◆ **Your task**: Output the material beneath exactly, leaving nothing out.
--- start Provided records ---
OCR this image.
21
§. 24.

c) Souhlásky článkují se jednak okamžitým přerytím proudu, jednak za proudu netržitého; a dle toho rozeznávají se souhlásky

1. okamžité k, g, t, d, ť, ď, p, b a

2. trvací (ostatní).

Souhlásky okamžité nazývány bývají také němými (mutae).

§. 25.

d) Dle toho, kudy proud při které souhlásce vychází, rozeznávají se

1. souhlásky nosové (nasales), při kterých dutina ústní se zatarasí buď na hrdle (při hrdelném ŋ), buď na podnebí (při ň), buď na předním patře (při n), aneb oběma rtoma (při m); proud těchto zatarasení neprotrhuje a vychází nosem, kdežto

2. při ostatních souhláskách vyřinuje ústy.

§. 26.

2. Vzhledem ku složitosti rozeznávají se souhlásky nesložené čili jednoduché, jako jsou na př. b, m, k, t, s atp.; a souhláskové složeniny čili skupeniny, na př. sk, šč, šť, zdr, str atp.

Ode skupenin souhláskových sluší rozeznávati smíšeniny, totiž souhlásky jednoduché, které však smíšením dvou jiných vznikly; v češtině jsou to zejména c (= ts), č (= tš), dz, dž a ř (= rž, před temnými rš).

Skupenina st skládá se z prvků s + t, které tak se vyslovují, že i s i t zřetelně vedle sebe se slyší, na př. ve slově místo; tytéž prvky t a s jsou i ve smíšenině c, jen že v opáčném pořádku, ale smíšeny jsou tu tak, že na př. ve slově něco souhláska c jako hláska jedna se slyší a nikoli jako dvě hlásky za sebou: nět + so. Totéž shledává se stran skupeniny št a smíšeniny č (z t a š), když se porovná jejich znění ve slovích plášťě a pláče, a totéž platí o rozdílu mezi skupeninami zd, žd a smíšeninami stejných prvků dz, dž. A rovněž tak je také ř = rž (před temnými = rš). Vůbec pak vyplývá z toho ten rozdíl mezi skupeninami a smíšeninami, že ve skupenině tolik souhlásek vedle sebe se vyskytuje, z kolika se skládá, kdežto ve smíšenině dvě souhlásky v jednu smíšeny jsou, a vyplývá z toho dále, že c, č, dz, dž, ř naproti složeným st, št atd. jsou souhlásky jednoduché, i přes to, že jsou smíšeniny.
--- end Provided records ---
◆ **Full answer**:
OCR this image.
21
§. 24.

c) Souhlásky článkují se jednak okamžitým přerytím proudu, jednak za proudu netržitého; a dle toho rozeznávají se souhlásky

1. okamžité k, g, t, d, ť, ď, p, b a

2. trvací (ostatní).

Souhlásky okamžité nazývány bývají také němými (mutae).

§. 25.

d) Dle toho, kudy proud při které souhlásce vychází, rozeznávají se

1. souhlásky nosové (nasales), při kterých dutina ústní se zatarasí buď na hrdle (při hrdelném ŋ), buď na podnebí (při ň), buď na předním patře (při n), aneb oběma rtoma (při m); proud těchto zatarasení neprotrhuje a vychází nosem, kdežto

2. při ostatních souhláskách vyřinuje ústy.

§. 26.

2. Vzhledem ku složitosti rozeznávají se souhlásky nesložené čili jednoduché, jako jsou na př. b, m, k, t, s atp.; a souhláskové složeniny čili skupeniny, na př. sk, šč, šť, zdr, str atp.

Ode skupenin souhláskových sluší rozeznávati smíšeniny, totiž souhlásky jednoduché, které však smíšením dvou jiných vznikly; v češtině jsou to zejména c (= ts), č (= tš), dz, dž a ř (= rž, před temnými rš).

Skupenina st skládá se z prvků s + t, které tak se vyslovují, že i s i t zřetelně vedle sebe se slyší, na př. ve slově místo; tytéž prvky t a s jsou i ve smíšenině c, jen že v opáčném pořádku, ale smíšeny jsou tu tak, že na př. ve slově něco souhláska c jako hláska jedna se slyší a nikoli jako dvě hlásky za sebou: nět + so. Totéž shledává se stran skupeniny št a smíšeniny č (z t a š), když se porovná jejich znění ve slovích plášťě a pláče, a totéž platí o rozdílu mezi skupeninami zd, žd a smíšeninami stejných prvků dz, dž. A rovněž tak je také ř = rž (před temnými = rš). Vůbec pak vyplývá z toho ten rozdíl mezi skupeninami a smíšeninami, že ve skupenině tolik souhlásek vedle sebe se vyskytuje, z kolika se skládá, kdežto ve smíšenině dvě souhlásky v jednu smíšeny jsou, a vyplývá z toho dále, že c, č, dz, dž, ř naproti složeným st, št atd. jsou souhlásky jednoduché, i přes to, že jsou smíšeniny.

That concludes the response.